■ **DIRECTIVES**
• A. According to the passage on machine learning algorithms, why is coding your own algorithms from scratch frowned upon?
• B. Copy word for word the stretch of the passage on machine learning algorithms from "When we say" through "much more quickly.".
• C. Write the next part of the passage on machine learning algorithms, picking up after its final sentence.

■ **PROVIDED PASSAGE**
%%
Whenever possible, a machine learning project should apply existing tested and reviewed algorithms. Coding your own algorithms from scratch or cobbling together a hybrid approach is frowned upon because it can introduce errors, slow results, or be buggy.
Sometimes, developers and data scientists will need to tweak or implement an existing algorithm in a new context. Or maybe an existing algorithm isn’t fast enough for the desired application. However, most machine learning applications can use existing algorithms and libraries effectively without having to code from scratch.
TRAINING & DEPLOYING AN ALGORITHM
This is the step where the actual machine learning happens. After preparing the dataset, data scientists select several similar algorithms they think might work to accomplish the task at hand. Now, the challenge is to train those algorithms on the dataset and compare the results.
Often, it can be hard to tell which algorithm will work the best for a machine learning application before starting. For that reason, the best practice is to train multiple algorithms at first, select one or a few that perform the best, and then tune those algorithms until you get one model that works best for your needs.
When we say “best” that could mean multiple things. Of course, we want the model to make accurate predictions, so accuracy is an important component.
However, if the model is resource or time intensive to get those results, then it may make more sense to choose a simpler algorithm. We’ll get slightly less accurate results, but they’ll come much more quickly.
%%
■ **DATA EXCERPT**
%%
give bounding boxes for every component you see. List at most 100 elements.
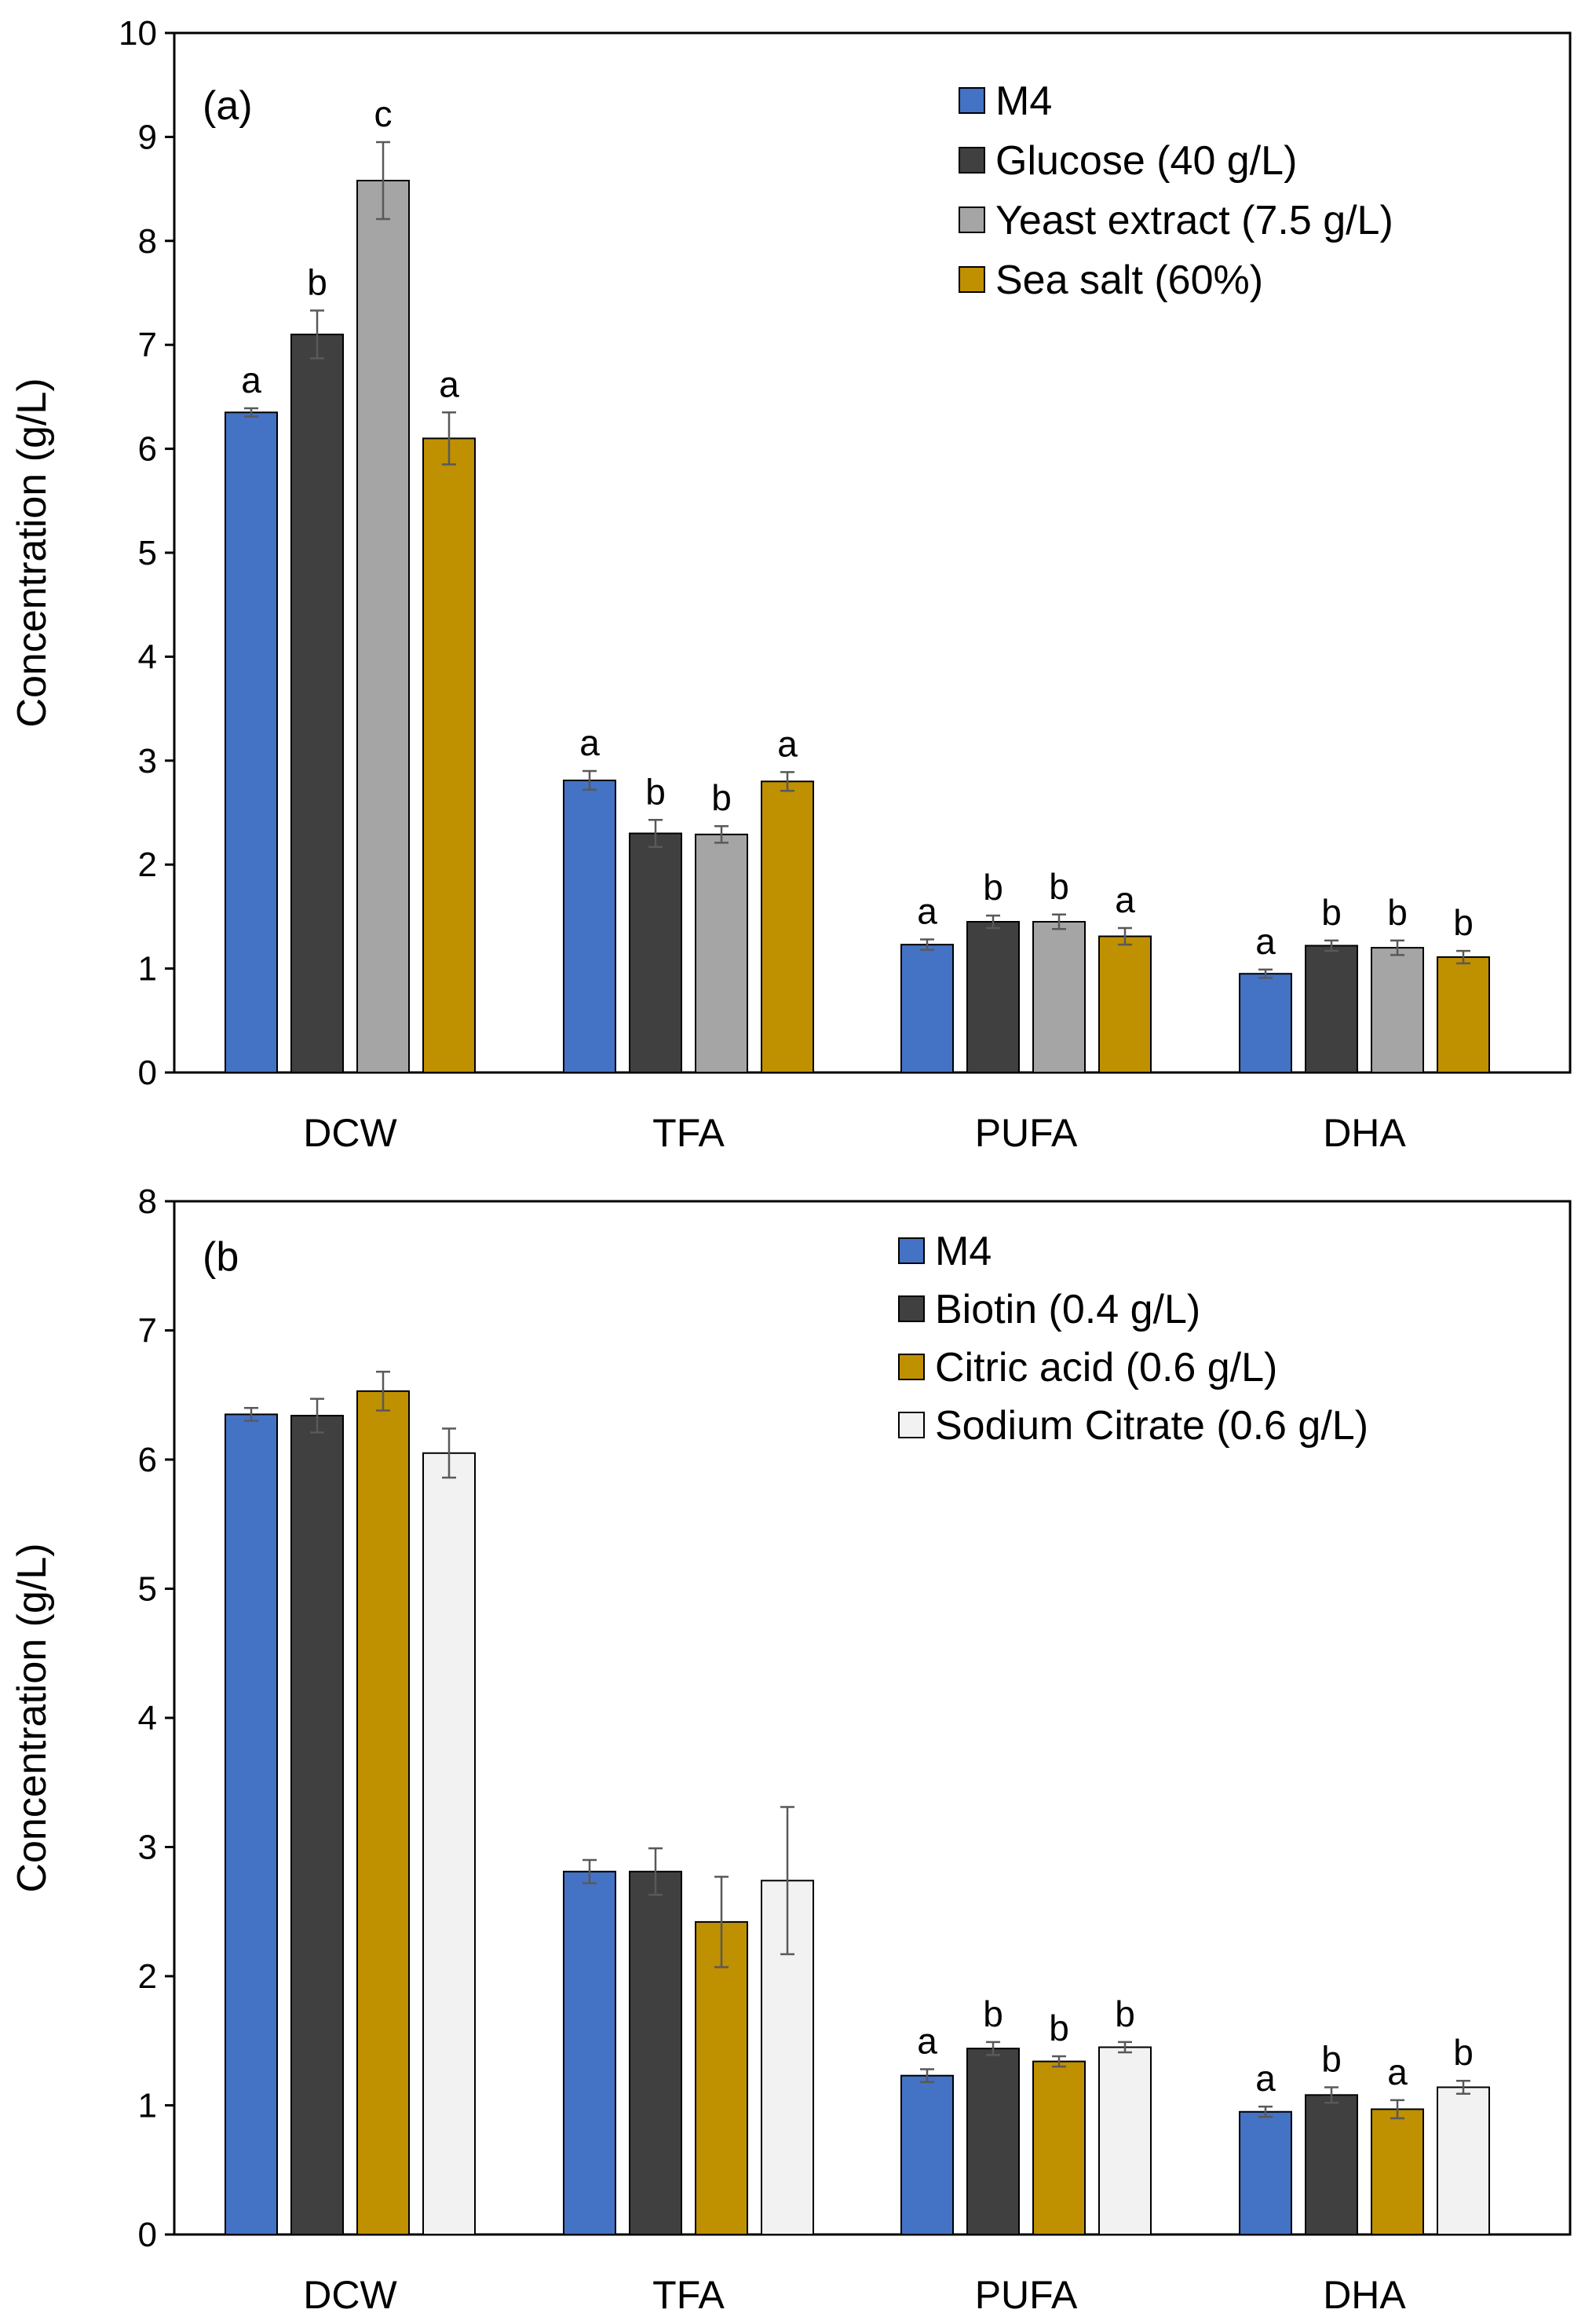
%%
■ **RESULTS BY TASK**
• A. It can introduce errors, slow results, or be buggy.

• B.
When we say “best” that could mean multiple things. Of course, we want the model to make accurate predictions, so accuracy is an important component.
However, if the model is resource or time intensive to get those results, then it may make more sense to choose a simpler algorithm. We’ll get slightly less accurate results, but they’ll come much more quickly.

• C.
Machine learning sits at the intersection of statistics, calculus, and computer science. Since we’re dealing with machines we’re going to naturally need to write machine learning instructions in a programming language. With the growth in interest in ML, it’s quickly becoming an enormous area of growth for new software developers.
Skills in machine learning are highly valuable So far, we haven’t talked about the programming languages and approaches that developers use to code and create their machine learning applications. This section will be just a brief overview of the major players.
Python is by far the most popular language for creating machine learning applications. It’s also the most preferred language in developer surveys about machine learning. A large part of Python’s success is its simplicity compared to other programming languages.
In addition, Google’s open source library of machine learning algorithms, TensorFlow, is Python-based. The resources and the community are strong for machine learning applications built on Python.
Java and C/C++ follow Python by a wide margin in popularity. They’re older languages, and they allow for lower level optimization of the environment where the algorithm will be running. Java and C/C++ get used in a lot of applications, not just machine learning.
This means there are a lot of developers out there who understand these languages. There are some machine learning libraries for these languages, though nothing on the scale of TensorFlow.
R is another programming language that often enters the machine learning conversation. It’s a specialized language that’s designed for data science applications.
While R certainly has its place in machine learning, it’s rare for a project to choose R as its main or preferred language. Instead, it’s more of a complementary language to the ones listed above.
Of course, it’s possible to write machine learning code in many different languages. There are other languages that specialize in certain areas of statistics, data science, or modeling.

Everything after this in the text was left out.